§ Working data:
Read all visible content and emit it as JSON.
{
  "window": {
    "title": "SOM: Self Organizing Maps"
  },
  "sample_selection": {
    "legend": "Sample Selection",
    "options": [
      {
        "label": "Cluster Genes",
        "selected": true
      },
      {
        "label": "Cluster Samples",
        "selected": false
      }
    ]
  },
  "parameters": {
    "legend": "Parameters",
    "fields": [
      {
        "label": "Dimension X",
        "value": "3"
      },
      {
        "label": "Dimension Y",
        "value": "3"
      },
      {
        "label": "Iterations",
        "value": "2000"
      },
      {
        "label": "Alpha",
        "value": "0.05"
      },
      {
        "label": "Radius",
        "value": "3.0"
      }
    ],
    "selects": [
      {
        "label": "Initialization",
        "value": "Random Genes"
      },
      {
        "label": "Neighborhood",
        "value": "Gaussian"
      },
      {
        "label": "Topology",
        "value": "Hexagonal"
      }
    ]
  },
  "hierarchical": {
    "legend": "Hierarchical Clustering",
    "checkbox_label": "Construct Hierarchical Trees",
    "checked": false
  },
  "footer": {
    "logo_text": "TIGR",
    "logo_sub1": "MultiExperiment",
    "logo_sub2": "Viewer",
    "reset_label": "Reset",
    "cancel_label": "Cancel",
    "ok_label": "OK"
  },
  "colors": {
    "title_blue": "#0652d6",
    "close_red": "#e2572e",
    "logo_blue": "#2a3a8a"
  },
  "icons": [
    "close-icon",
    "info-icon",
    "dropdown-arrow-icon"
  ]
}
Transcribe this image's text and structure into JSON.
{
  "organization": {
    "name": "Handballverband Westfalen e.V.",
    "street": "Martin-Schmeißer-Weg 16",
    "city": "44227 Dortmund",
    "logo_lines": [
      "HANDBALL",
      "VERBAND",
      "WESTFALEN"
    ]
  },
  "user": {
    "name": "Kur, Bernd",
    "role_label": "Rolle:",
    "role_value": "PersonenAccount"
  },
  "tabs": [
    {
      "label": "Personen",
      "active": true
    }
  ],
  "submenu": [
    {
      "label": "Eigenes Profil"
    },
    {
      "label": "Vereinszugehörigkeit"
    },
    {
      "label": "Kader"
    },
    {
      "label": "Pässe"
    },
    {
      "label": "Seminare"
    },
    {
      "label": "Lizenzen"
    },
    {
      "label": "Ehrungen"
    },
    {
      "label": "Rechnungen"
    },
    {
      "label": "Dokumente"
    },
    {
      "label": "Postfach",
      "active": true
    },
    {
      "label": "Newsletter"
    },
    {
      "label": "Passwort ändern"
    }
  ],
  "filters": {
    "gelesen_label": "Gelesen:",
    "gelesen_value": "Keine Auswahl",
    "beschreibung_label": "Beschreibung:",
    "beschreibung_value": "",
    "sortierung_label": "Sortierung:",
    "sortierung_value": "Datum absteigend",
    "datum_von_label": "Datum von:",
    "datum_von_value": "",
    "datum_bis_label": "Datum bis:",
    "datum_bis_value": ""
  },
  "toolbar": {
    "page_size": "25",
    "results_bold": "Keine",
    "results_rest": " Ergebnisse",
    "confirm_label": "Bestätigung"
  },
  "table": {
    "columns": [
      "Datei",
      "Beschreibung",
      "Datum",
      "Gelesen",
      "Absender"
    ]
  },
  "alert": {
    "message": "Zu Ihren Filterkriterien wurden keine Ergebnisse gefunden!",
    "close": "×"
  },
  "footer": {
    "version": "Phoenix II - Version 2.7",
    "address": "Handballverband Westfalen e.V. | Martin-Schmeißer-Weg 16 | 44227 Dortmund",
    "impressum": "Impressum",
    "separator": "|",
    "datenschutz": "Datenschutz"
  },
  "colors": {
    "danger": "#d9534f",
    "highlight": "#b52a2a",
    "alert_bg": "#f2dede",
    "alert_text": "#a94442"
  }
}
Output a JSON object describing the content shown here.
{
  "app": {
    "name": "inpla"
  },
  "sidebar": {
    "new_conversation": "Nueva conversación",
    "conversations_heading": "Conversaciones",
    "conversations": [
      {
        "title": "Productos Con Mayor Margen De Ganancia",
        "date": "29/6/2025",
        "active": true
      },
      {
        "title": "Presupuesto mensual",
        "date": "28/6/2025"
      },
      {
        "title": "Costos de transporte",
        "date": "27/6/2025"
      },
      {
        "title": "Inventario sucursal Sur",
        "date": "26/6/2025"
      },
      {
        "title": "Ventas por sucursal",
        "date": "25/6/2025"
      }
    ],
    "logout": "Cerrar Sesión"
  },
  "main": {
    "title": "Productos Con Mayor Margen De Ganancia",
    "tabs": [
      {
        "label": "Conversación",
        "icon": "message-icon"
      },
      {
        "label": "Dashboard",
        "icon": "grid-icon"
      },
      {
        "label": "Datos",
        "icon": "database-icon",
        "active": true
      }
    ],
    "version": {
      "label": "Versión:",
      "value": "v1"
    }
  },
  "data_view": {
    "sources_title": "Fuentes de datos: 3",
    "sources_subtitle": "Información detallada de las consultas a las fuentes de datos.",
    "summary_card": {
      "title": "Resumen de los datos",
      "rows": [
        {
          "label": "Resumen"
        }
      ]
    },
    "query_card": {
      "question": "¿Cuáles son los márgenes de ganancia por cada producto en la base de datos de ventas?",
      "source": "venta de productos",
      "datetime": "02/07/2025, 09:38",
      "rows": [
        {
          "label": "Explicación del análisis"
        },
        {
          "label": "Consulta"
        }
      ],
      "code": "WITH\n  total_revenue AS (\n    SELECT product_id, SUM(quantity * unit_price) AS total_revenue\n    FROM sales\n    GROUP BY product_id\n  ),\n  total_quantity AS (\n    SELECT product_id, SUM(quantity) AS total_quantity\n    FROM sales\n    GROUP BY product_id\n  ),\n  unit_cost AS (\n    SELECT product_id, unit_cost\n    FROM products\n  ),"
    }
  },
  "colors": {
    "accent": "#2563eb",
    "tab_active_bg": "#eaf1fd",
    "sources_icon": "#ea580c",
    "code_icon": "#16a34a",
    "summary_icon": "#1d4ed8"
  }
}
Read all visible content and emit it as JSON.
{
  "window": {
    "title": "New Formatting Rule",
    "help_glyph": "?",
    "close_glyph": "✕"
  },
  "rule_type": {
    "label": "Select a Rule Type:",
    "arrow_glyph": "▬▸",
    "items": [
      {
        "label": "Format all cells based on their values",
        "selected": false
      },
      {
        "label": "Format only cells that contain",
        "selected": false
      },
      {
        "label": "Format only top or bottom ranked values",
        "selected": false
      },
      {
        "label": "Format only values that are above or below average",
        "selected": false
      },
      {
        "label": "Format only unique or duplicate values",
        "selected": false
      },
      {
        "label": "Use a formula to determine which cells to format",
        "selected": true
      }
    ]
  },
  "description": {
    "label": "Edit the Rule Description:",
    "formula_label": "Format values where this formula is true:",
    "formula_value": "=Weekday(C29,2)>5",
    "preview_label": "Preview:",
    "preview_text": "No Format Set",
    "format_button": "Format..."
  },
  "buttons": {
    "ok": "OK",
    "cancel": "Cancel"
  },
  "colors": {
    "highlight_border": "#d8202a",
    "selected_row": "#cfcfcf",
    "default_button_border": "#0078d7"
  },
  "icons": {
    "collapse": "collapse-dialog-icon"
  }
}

§ Problem to work on: Print out the whole of the material above exactly.

§ Response:
Read all visible content and emit it as JSON.
{
  "window": {
    "title": "SOM: Self Organizing Maps"
  },
  "sample_selection": {
    "legend": "Sample Selection",
    "options": [
      {
        "label": "Cluster Genes",
        "selected": true
      },
      {
        "label": "Cluster Samples",
        "selected": false
      }
    ]
  },
  "parameters": {
    "legend": "Parameters",
    "fields": [
      {
        "label": "Dimension X",
        "value": "3"
      },
      {
        "label": "Dimension Y",
        "value": "3"
      },
      {
        "label": "Iterations",
        "value": "2000"
      },
      {
        "label": "Alpha",
        "value": "0.05"
      },
      {
        "label": "Radius",
        "value": "3.0"
      }
    ],
    "selects": [
      {
        "label": "Initialization",
        "value": "Random Genes"
      },
      {
        "label": "Neighborhood",
        "value": "Gaussian"
      },
      {
        "label": "Topology",
        "value": "Hexagonal"
      }
    ]
  },
  "hierarchical": {
    "legend": "Hierarchical Clustering",
    "checkbox_label": "Construct Hierarchical Trees",
    "checked": false
  },
  "footer": {
    "logo_text": "TIGR",
    "logo_sub1": "MultiExperiment",
    "logo_sub2": "Viewer",
    "reset_label": "Reset",
    "cancel_label": "Cancel",
    "ok_label": "OK"
  },
  "colors": {
    "title_blue": "#0652d6",
    "close_red": "#e2572e",
    "logo_blue": "#2a3a8a"
  },
  "icons": [
    "close-icon",
    "info-icon",
    "dropdown-arrow-icon"
  ]
}
Transcribe this image's text and structure into JSON.
{
  "organization": {
    "name": "Handballverband Westfalen e.V.",
    "street": "Martin-Schmeißer-Weg 16",
    "city": "44227 Dortmund",
    "logo_lines": [
      "HANDBALL",
      "VERBAND",
      "WESTFALEN"
    ]
  },
  "user": {
    "name": "Kur, Bernd",
    "role_label": "Rolle:",
    "role_value": "PersonenAccount"
  },
  "tabs": [
    {
      "label": "Personen",
      "active": true
    }
  ],
  "submenu": [
    {
      "label": "Eigenes Profil"
    },
    {
      "label": "Vereinszugehörigkeit"
    },
    {
      "label": "Kader"
    },
    {
      "label": "Pässe"
    },
    {
      "label": "Seminare"
    },
    {
      "label": "Lizenzen"
    },
    {
      "label": "Ehrungen"
    },
    {
      "label": "Rechnungen"
    },
    {
      "label": "Dokumente"
    },
    {
      "label": "Postfach",
      "active": true
    },
    {
      "label": "Newsletter"
    },
    {
      "label": "Passwort ändern"
    }
  ],
  "filters": {
    "gelesen_label": "Gelesen:",
    "gelesen_value": "Keine Auswahl",
    "beschreibung_label": "Beschreibung:",
    "beschreibung_value": "",
    "sortierung_label": "Sortierung:",
    "sortierung_value": "Datum absteigend",
    "datum_von_label": "Datum von:",
    "datum_von_value": "",
    "datum_bis_label": "Datum bis:",
    "datum_bis_value": ""
  },
  "toolbar": {
    "page_size": "25",
    "results_bold": "Keine",
    "results_rest": " Ergebnisse",
    "confirm_label": "Bestätigung"
  },
  "table": {
    "columns": [
      "Datei",
      "Beschreibung",
      "Datum",
      "Gelesen",
      "Absender"
    ]
  },
  "alert": {
    "message": "Zu Ihren Filterkriterien wurden keine Ergebnisse gefunden!",
    "close": "×"
  },
  "footer": {
    "version": "Phoenix II - Version 2.7",
    "address": "Handballverband Westfalen e.V. | Martin-Schmeißer-Weg 16 | 44227 Dortmund",
    "impressum": "Impressum",
    "separator": "|",
    "datenschutz": "Datenschutz"
  },
  "colors": {
    "danger": "#d9534f",
    "highlight": "#b52a2a",
    "alert_bg": "#f2dede",
    "alert_text": "#a94442"
  }
}
Output a JSON object describing the content shown here.
{
  "app": {
    "name": "inpla"
  },
  "sidebar": {
    "new_conversation": "Nueva conversación",
    "conversations_heading": "Conversaciones",
    "conversations": [
      {
        "title": "Productos Con Mayor Margen De Ganancia",
        "date": "29/6/2025",
        "active": true
      },
      {
        "title": "Presupuesto mensual",
        "date": "28/6/2025"
      },
      {
        "title": "Costos de transporte",
        "date": "27/6/2025"
      },
      {
        "title": "Inventario sucursal Sur",
        "date": "26/6/2025"
      },
      {
        "title": "Ventas por sucursal",
        "date": "25/6/2025"
      }
    ],
    "logout": "Cerrar Sesión"
  },
  "main": {
    "title": "Productos Con Mayor Margen De Ganancia",
    "tabs": [
      {
        "label": "Conversación",
        "icon": "message-icon"
      },
      {
        "label": "Dashboard",
        "icon": "grid-icon"
      },
      {
        "label": "Datos",
        "icon": "database-icon",
        "active": true
      }
    ],
    "version": {
      "label": "Versión:",
      "value": "v1"
    }
  },
  "data_view": {
    "sources_title": "Fuentes de datos: 3",
    "sources_subtitle": "Información detallada de las consultas a las fuentes de datos.",
    "summary_card": {
      "title": "Resumen de los datos",
      "rows": [
        {
          "label": "Resumen"
        }
      ]
    },
    "query_card": {
      "question": "¿Cuáles son los márgenes de ganancia por cada producto en la base de datos de ventas?",
      "source": "venta de productos",
      "datetime": "02/07/2025, 09:38",
      "rows": [
        {
          "label": "Explicación del análisis"
        },
        {
          "label": "Consulta"
        }
      ],
      "code": "WITH\n  total_revenue AS (\n    SELECT product_id, SUM(quantity * unit_price) AS total_revenue\n    FROM sales\n    GROUP BY product_id\n  ),\n  total_quantity AS (\n    SELECT product_id, SUM(quantity) AS total_quantity\n    FROM sales\n    GROUP BY product_id\n  ),\n  unit_cost AS (\n    SELECT product_id, unit_cost\n    FROM products\n  ),"
    }
  },
  "colors": {
    "accent": "#2563eb",
    "tab_active_bg": "#eaf1fd",
    "sources_icon": "#ea580c",
    "code_icon": "#16a34a",
    "summary_icon": "#1d4ed8"
  }
}
Read all visible content and emit it as JSON.
{
  "window": {
    "title": "New Formatting Rule",
    "help_glyph": "?",
    "close_glyph": "✕"
  },
  "rule_type": {
    "label": "Select a Rule Type:",
    "arrow_glyph": "▬▸",
    "items": [
      {
        "label": "Format all cells based on their values",
        "selected": false
      },
      {
        "label": "Format only cells that contain",
        "selected": false
      },
      {
        "label": "Format only top or bottom ranked values",
        "selected": false
      },
      {
        "label": "Format only values that are above or below average",
        "selected": false
      },
      {
        "label": "Format only unique or duplicate values",
        "selected": false
      },
      {
        "label": "Use a formula to determine which cells to format",
        "selected": true
      }
    ]
  },
  "description": {
    "label": "Edit the Rule Description:",
    "formula_label": "Format values where this formula is true:",
    "formula_value": "=Weekday(C29,2)>5",
    "preview_label": "Preview:",
    "preview_text": "No Format Set",
    "format_button": "Format..."
  },
  "buttons": {
    "ok": "OK",
    "cancel": "Cancel"
  },
  "colors": {
    "highlight_border": "#d8202a",
    "selected_row": "#cfcfcf",
    "default_button_border": "#0078d7"
  },
  "icons": {
    "collapse": "collapse-dialog-icon"
  }
}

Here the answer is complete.